Type the records out again in full, exactly.

- Dataset items -
------------------------------------------------------------
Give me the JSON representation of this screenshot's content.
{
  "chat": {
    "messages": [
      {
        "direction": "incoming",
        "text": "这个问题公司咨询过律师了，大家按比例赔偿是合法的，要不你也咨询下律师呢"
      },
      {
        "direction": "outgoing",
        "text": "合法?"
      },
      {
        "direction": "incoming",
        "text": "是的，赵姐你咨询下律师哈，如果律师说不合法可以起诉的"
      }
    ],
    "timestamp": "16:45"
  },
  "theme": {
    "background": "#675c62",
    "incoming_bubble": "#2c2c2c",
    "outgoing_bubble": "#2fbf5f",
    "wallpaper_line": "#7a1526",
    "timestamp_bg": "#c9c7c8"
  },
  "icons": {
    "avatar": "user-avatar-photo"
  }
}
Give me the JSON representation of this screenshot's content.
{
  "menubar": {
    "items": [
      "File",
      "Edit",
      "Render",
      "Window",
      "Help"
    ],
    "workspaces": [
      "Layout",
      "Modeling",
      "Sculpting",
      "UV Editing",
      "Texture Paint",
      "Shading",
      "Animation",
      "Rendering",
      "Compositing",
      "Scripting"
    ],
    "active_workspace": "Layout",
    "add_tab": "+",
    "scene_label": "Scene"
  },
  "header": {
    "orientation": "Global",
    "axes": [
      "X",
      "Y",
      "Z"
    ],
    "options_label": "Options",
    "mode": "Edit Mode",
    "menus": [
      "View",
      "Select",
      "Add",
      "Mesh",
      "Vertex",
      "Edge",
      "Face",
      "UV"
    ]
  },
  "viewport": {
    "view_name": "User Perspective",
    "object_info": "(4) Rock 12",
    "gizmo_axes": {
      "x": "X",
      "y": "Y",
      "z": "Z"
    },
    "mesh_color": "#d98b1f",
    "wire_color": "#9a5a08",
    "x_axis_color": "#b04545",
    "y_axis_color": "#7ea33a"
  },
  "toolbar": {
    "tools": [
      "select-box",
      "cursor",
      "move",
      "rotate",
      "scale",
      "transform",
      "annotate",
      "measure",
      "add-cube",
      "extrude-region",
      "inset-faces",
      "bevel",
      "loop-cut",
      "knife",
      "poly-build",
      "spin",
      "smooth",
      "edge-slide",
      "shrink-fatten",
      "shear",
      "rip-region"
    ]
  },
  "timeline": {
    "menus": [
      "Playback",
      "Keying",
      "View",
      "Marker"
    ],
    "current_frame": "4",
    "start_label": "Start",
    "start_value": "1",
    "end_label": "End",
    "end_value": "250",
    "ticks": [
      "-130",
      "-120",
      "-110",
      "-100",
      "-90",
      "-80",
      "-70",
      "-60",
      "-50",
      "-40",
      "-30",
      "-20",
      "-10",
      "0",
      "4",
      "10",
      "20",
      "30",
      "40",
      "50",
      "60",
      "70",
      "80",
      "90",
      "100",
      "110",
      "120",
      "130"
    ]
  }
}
------------------------------------------------------------
- RESPONSE TO THIS EXERCISE -
Give me the JSON representation of this screenshot's content.
{
  "chat": {
    "messages": [
      {
        "direction": "incoming",
        "text": "这个问题公司咨询过律师了，大家按比例赔偿是合法的，要不你也咨询下律师呢"
      },
      {
        "direction": "outgoing",
        "text": "合法?"
      },
      {
        "direction": "incoming",
        "text": "是的，赵姐你咨询下律师哈，如果律师说不合法可以起诉的"
      }
    ],
    "timestamp": "16:45"
  },
  "theme": {
    "background": "#675c62",
    "incoming_bubble": "#2c2c2c",
    "outgoing_bubble": "#2fbf5f",
    "wallpaper_line": "#7a1526",
    "timestamp_bg": "#c9c7c8"
  },
  "icons": {
    "avatar": "user-avatar-photo"
  }
}
Give me the JSON representation of this screenshot's content.
{
  "menubar": {
    "items": [
      "File",
      "Edit",
      "Render",
      "Window",
      "Help"
    ],
    "workspaces": [
      "Layout",
      "Modeling",
      "Sculpting",
      "UV Editing",
      "Texture Paint",
      "Shading",
      "Animation",
      "Rendering",
      "Compositing",
      "Scripting"
    ],
    "active_workspace": "Layout",
    "add_tab": "+",
    "scene_label": "Scene"
  },
  "header": {
    "orientation": "Global",
    "axes": [
      "X",
      "Y",
      "Z"
    ],
    "options_label": "Options",
    "mode": "Edit Mode",
    "menus": [
      "View",
      "Select",
      "Add",
      "Mesh",
      "Vertex",
      "Edge",
      "Face",
      "UV"
    ]
  },
  "viewport": {
    "view_name": "User Perspective",
    "object_info": "(4) Rock 12",
    "gizmo_axes": {
      "x": "X",
      "y": "Y",
      "z": "Z"
    },
    "mesh_color": "#d98b1f",
    "wire_color": "#9a5a08",
    "x_axis_color": "#b04545",
    "y_axis_color": "#7ea33a"
  },
  "toolbar": {
    "tools": [
      "select-box",
      "cursor",
      "move",
      "rotate",
      "scale",
      "transform",
      "annotate",
      "measure",
      "add-cube",
      "extrude-region",
      "inset-faces",
      "bevel",
      "loop-cut",
      "knife",
      "poly-build",
      "spin",
      "smooth",
      "edge-slide",
      "shrink-fatten",
      "shear",
      "rip-region"
    ]
  },
  "timeline": {
    "menus": [
      "Playback",
      "Keying",
      "View",
      "Marker"
    ],
    "current_frame": "4",
    "start_label": "Start",
    "start_value": "1",
    "end_label": "End",
    "end_value": "250",
    "ticks": [
      "-130",
      "-120",
      "-110",
      "-100",
      "-90",
      "-80",
      "-70",
      "-60",
      "-50",
      "-40",
      "-30",
      "-20",
      "-10",
      "0",
      "4",
      "10",
      "20",
      "30",
      "40",
      "50",
      "60",
      "70",
      "80",
      "90",
      "100",
      "110",
      "120",
      "130"
    ]
  }
}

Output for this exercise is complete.